BEGIN Dataset records
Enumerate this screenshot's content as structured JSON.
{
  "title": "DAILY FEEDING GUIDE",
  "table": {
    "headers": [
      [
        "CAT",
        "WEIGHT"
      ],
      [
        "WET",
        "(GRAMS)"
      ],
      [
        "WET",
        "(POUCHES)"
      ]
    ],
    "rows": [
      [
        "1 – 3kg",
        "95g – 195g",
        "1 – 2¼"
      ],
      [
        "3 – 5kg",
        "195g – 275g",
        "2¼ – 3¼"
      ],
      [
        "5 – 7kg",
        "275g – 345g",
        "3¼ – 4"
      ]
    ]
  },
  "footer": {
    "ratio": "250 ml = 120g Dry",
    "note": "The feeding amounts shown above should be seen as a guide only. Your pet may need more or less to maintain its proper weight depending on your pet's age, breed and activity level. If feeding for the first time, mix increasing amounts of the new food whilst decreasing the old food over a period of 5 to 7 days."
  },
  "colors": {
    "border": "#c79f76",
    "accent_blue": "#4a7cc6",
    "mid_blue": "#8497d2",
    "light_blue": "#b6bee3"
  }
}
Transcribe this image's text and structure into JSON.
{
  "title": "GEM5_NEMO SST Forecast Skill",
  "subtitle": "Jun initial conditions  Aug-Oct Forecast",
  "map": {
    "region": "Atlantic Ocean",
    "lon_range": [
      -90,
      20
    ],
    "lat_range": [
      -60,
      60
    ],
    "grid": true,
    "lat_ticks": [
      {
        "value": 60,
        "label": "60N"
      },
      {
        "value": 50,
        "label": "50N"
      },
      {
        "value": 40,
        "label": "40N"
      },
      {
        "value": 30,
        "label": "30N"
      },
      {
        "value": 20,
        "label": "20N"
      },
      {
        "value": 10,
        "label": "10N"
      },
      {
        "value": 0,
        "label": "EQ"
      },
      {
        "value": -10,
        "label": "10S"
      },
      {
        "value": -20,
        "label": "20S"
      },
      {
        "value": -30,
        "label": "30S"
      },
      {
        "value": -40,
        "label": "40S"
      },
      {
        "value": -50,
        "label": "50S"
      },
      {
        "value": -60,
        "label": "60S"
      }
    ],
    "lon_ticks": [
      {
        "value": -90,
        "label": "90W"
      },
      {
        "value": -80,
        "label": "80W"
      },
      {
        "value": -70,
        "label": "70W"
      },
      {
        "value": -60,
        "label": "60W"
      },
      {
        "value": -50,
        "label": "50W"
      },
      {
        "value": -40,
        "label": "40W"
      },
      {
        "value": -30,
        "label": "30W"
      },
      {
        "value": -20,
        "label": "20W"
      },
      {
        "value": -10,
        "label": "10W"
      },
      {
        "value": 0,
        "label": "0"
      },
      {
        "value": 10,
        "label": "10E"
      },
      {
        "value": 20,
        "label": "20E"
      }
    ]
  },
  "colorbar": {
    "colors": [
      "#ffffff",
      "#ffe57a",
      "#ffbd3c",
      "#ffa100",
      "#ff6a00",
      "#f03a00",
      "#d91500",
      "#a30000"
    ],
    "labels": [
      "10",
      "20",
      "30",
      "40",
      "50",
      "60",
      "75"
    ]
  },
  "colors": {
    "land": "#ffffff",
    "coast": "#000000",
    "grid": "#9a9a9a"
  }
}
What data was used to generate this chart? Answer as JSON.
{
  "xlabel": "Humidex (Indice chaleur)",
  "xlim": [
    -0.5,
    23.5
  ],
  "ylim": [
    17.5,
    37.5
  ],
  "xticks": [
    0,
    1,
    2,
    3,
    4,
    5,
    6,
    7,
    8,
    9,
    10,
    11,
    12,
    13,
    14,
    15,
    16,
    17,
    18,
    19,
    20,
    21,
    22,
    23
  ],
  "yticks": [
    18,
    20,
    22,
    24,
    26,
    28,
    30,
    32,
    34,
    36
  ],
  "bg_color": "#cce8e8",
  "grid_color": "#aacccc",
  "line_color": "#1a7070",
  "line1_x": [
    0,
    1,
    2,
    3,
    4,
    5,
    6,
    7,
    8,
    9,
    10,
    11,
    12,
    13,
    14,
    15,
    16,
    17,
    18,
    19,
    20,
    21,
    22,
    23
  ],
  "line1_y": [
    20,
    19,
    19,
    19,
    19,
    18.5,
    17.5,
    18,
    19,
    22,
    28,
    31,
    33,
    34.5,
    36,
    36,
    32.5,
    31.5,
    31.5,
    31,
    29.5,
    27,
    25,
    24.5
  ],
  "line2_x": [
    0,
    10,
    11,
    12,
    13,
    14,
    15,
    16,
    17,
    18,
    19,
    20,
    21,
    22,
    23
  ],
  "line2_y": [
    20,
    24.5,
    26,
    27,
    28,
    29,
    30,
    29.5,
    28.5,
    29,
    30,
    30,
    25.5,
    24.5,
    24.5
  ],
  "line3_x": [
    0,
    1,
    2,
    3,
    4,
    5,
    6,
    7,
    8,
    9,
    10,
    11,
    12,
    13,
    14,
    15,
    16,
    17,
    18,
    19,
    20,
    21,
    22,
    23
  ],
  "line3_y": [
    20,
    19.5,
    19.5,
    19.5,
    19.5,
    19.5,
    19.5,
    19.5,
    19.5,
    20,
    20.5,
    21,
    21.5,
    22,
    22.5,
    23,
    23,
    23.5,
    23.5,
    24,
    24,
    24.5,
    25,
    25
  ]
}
END Dataset records
__Exercise instructions__
Using the material above, copy every line in which the string "this" occurs.

__Right answer__
Enumerate this screenshot's content as structured JSON.
Transcribe this image's text and structure into JSON.
What data was used to generate this chart? Answer as JSON.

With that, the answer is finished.